* _What is expected_:
Without including any pictures, write out all the entries exactly.

* _Data records_:
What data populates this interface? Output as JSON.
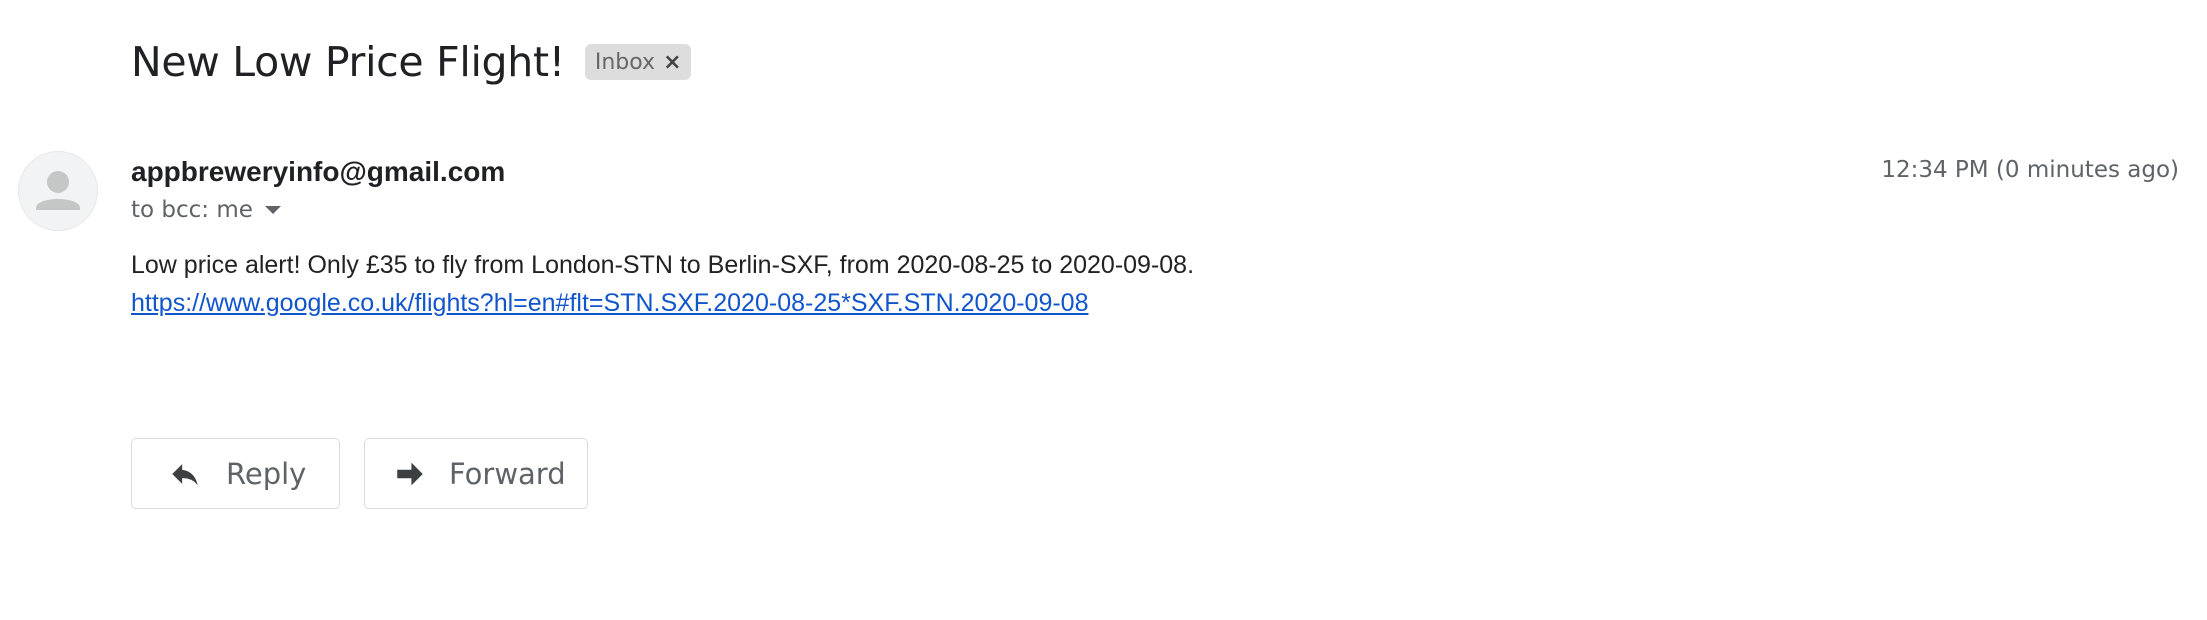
{
  "email": {
    "subject": "New Low Price Flight!",
    "label": "Inbox",
    "label_close": "×",
    "sender": "appbreweryinfo@gmail.com",
    "timestamp": "12:34 PM (0 minutes ago)",
    "recipients": "to bcc: me",
    "body_text": "Low price alert! Only £35 to fly from London-STN to Berlin-SXF, from 2020-08-25 to 2020-09-08.",
    "body_link": "https://www.google.co.uk/flights?hl=en#flt=STN.SXF.2020-08-25*SXF.STN.2020-09-08"
  },
  "actions": {
    "reply_label": "Reply",
    "forward_label": "Forward"
  },
  "icons": {
    "avatar": "person-icon",
    "reply": "reply-icon",
    "forward": "forward-icon",
    "recipients_caret": "chevron-down-icon"
  },
  "colors": {
    "link": "#1155cc",
    "label_chip": "#dddddd",
    "secondary_text": "#5f6368"
  }
}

* _Task response_:
What data populates this interface? Output as JSON.
{
  "email": {
    "subject": "New Low Price Flight!",
    "label": "Inbox",
    "label_close": "×",
    "sender": "appbreweryinfo@gmail.com",
    "timestamp": "12:34 PM (0 minutes ago)",
    "recipients": "to bcc: me",
    "body_text": "Low price alert! Only £35 to fly from London-STN to Berlin-SXF, from 2020-08-25 to 2020-09-08.",
    "body_link": "https://www.google.co.uk/flights?hl=en#flt=STN.SXF.2020-08-25*SXF.STN.2020-09-08"
  },
  "actions": {
    "reply_label": "Reply",
    "forward_label": "Forward"
  },
  "icons": {
    "avatar": "person-icon",
    "reply": "reply-icon",
    "forward": "forward-icon",
    "recipients_caret": "chevron-down-icon"
  },
  "colors": {
    "link": "#1155cc",
    "label_chip": "#dddddd",
    "secondary_text": "#5f6368"
  }
}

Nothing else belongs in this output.